— start DATA TO PROCESS —

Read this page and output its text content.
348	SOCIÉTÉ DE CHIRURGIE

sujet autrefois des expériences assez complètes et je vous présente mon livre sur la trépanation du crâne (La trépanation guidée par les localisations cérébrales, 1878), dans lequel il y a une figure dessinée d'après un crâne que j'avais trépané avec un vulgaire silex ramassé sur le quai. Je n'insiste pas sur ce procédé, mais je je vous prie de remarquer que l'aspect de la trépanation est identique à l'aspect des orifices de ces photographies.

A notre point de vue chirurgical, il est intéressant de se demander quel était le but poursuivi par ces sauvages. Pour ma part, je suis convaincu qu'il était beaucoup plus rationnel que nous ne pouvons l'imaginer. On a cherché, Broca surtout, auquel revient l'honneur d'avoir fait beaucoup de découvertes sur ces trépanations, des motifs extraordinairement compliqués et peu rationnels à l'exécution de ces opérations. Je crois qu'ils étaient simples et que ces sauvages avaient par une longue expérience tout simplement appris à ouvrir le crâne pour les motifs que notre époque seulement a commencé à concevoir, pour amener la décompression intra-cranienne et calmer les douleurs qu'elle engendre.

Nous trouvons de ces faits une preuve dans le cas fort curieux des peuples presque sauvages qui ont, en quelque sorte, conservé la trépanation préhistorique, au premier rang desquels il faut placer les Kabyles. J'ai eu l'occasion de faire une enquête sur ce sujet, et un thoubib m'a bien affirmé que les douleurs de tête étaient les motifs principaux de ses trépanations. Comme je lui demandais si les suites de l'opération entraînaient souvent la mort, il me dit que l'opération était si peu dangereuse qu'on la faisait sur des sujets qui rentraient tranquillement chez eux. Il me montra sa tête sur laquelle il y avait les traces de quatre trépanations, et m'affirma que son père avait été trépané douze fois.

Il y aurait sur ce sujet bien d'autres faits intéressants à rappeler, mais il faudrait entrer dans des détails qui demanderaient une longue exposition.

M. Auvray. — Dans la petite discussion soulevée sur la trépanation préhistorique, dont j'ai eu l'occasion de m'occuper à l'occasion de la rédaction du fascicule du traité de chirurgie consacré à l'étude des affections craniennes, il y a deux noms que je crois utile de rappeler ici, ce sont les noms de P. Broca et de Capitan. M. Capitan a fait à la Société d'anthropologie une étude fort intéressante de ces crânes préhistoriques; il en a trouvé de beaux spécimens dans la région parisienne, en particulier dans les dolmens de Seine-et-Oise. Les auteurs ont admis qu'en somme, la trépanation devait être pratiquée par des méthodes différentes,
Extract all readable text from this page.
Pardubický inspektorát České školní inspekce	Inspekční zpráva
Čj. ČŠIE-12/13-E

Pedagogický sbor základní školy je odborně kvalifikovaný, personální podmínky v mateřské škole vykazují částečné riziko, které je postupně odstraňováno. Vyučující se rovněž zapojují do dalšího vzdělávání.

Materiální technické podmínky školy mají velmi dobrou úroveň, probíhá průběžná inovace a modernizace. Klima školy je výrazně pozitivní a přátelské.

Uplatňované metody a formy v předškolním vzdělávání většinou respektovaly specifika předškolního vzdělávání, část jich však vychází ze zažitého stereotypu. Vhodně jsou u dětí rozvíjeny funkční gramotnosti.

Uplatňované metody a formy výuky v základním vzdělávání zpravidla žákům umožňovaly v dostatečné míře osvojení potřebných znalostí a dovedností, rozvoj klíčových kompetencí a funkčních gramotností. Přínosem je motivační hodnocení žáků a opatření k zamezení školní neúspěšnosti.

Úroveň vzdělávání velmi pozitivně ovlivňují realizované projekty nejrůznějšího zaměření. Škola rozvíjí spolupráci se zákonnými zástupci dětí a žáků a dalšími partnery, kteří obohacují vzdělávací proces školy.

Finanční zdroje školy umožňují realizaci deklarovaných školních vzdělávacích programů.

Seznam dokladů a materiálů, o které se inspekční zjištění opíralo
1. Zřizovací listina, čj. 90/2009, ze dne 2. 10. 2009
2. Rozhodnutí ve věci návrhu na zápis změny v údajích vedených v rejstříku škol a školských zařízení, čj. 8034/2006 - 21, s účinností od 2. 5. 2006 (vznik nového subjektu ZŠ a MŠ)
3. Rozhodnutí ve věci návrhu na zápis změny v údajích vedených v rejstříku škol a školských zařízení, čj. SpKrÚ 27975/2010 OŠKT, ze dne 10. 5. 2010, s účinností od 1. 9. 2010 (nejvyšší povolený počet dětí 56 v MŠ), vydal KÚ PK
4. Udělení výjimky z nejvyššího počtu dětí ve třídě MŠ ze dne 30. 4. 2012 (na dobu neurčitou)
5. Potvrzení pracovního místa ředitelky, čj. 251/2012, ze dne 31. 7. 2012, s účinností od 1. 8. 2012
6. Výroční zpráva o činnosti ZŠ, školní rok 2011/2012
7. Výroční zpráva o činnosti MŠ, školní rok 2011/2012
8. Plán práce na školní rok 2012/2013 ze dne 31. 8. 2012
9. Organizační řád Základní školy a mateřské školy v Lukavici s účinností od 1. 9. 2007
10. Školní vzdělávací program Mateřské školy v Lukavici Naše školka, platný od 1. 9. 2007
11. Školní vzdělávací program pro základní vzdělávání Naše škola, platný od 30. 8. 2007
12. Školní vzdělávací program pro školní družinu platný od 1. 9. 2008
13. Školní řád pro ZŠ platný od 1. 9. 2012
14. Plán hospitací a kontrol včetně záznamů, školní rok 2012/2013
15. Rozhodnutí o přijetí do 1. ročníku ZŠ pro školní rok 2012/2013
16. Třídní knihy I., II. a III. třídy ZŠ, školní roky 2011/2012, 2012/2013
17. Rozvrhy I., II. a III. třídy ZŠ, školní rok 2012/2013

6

— end DATA TO PROCESS —

TASK STATEMENT – Return the full listing, character for character.

EXERCISE ANSWER –
Read this page and output its text content.
348	SOCIÉTÉ DE CHIRURGIE

sujet autrefois des expériences assez complètes et je vous présente mon livre sur la trépanation du crâne (La trépanation guidée par les localisations cérébrales, 1878), dans lequel il y a une figure dessinée d'après un crâne que j'avais trépané avec un vulgaire silex ramassé sur le quai. Je n'insiste pas sur ce procédé, mais je je vous prie de remarquer que l'aspect de la trépanation est identique à l'aspect des orifices de ces photographies.

A notre point de vue chirurgical, il est intéressant de se demander quel était le but poursuivi par ces sauvages. Pour ma part, je suis convaincu qu'il était beaucoup plus rationnel que nous ne pouvons l'imaginer. On a cherché, Broca surtout, auquel revient l'honneur d'avoir fait beaucoup de découvertes sur ces trépanations, des motifs extraordinairement compliqués et peu rationnels à l'exécution de ces opérations. Je crois qu'ils étaient simples et que ces sauvages avaient par une longue expérience tout simplement appris à ouvrir le crâne pour les motifs que notre époque seulement a commencé à concevoir, pour amener la décompression intra-cranienne et calmer les douleurs qu'elle engendre.

Nous trouvons de ces faits une preuve dans le cas fort curieux des peuples presque sauvages qui ont, en quelque sorte, conservé la trépanation préhistorique, au premier rang desquels il faut placer les Kabyles. J'ai eu l'occasion de faire une enquête sur ce sujet, et un thoubib m'a bien affirmé que les douleurs de tête étaient les motifs principaux de ses trépanations. Comme je lui demandais si les suites de l'opération entraînaient souvent la mort, il me dit que l'opération était si peu dangereuse qu'on la faisait sur des sujets qui rentraient tranquillement chez eux. Il me montra sa tête sur laquelle il y avait les traces de quatre trépanations, et m'affirma que son père avait été trépané douze fois.

Il y aurait sur ce sujet bien d'autres faits intéressants à rappeler, mais il faudrait entrer dans des détails qui demanderaient une longue exposition.

M. Auvray. — Dans la petite discussion soulevée sur la trépanation préhistorique, dont j'ai eu l'occasion de m'occuper à l'occasion de la rédaction du fascicule du traité de chirurgie consacré à l'étude des affections craniennes, il y a deux noms que je crois utile de rappeler ici, ce sont les noms de P. Broca et de Capitan. M. Capitan a fait à la Société d'anthropologie une étude fort intéressante de ces crânes préhistoriques; il en a trouvé de beaux spécimens dans la région parisienne, en particulier dans les dolmens de Seine-et-Oise. Les auteurs ont admis qu'en somme, la trépanation devait être pratiquée par des méthodes différentes,
Extract all readable text from this page.
Pardubický inspektorát České školní inspekce	Inspekční zpráva
Čj. ČŠIE-12/13-E

Pedagogický sbor základní školy je odborně kvalifikovaný, personální podmínky v mateřské škole vykazují částečné riziko, které je postupně odstraňováno. Vyučující se rovněž zapojují do dalšího vzdělávání.

Materiální technické podmínky školy mají velmi dobrou úroveň, probíhá průběžná inovace a modernizace. Klima školy je výrazně pozitivní a přátelské.

Uplatňované metody a formy v předškolním vzdělávání většinou respektovaly specifika předškolního vzdělávání, část jich však vychází ze zažitého stereotypu. Vhodně jsou u dětí rozvíjeny funkční gramotnosti.

Uplatňované metody a formy výuky v základním vzdělávání zpravidla žákům umožňovaly v dostatečné míře osvojení potřebných znalostí a dovedností, rozvoj klíčových kompetencí a funkčních gramotností. Přínosem je motivační hodnocení žáků a opatření k zamezení školní neúspěšnosti.

Úroveň vzdělávání velmi pozitivně ovlivňují realizované projekty nejrůznějšího zaměření. Škola rozvíjí spolupráci se zákonnými zástupci dětí a žáků a dalšími partnery, kteří obohacují vzdělávací proces školy.

Finanční zdroje školy umožňují realizaci deklarovaných školních vzdělávacích programů.

Seznam dokladů a materiálů, o které se inspekční zjištění opíralo
1. Zřizovací listina, čj. 90/2009, ze dne 2. 10. 2009
2. Rozhodnutí ve věci návrhu na zápis změny v údajích vedených v rejstříku škol a školských zařízení, čj. 8034/2006 - 21, s účinností od 2. 5. 2006 (vznik nového subjektu ZŠ a MŠ)
3. Rozhodnutí ve věci návrhu na zápis změny v údajích vedených v rejstříku škol a školských zařízení, čj. SpKrÚ 27975/2010 OŠKT, ze dne 10. 5. 2010, s účinností od 1. 9. 2010 (nejvyšší povolený počet dětí 56 v MŠ), vydal KÚ PK
4. Udělení výjimky z nejvyššího počtu dětí ve třídě MŠ ze dne 30. 4. 2012 (na dobu neurčitou)
5. Potvrzení pracovního místa ředitelky, čj. 251/2012, ze dne 31. 7. 2012, s účinností od 1. 8. 2012
6. Výroční zpráva o činnosti ZŠ, školní rok 2011/2012
7. Výroční zpráva o činnosti MŠ, školní rok 2011/2012
8. Plán práce na školní rok 2012/2013 ze dne 31. 8. 2012
9. Organizační řád Základní školy a mateřské školy v Lukavici s účinností od 1. 9. 2007
10. Školní vzdělávací program Mateřské školy v Lukavici Naše školka, platný od 1. 9. 2007
11. Školní vzdělávací program pro základní vzdělávání Naše škola, platný od 30. 8. 2007
12. Školní vzdělávací program pro školní družinu platný od 1. 9. 2008
13. Školní řád pro ZŠ platný od 1. 9. 2012
14. Plán hospitací a kontrol včetně záznamů, školní rok 2012/2013
15. Rozhodnutí o přijetí do 1. ročníku ZŠ pro školní rok 2012/2013
16. Třídní knihy I., II. a III. třídy ZŠ, školní roky 2011/2012, 2012/2013
17. Rozvrhy I., II. a III. třídy ZŠ, školní rok 2012/2013

6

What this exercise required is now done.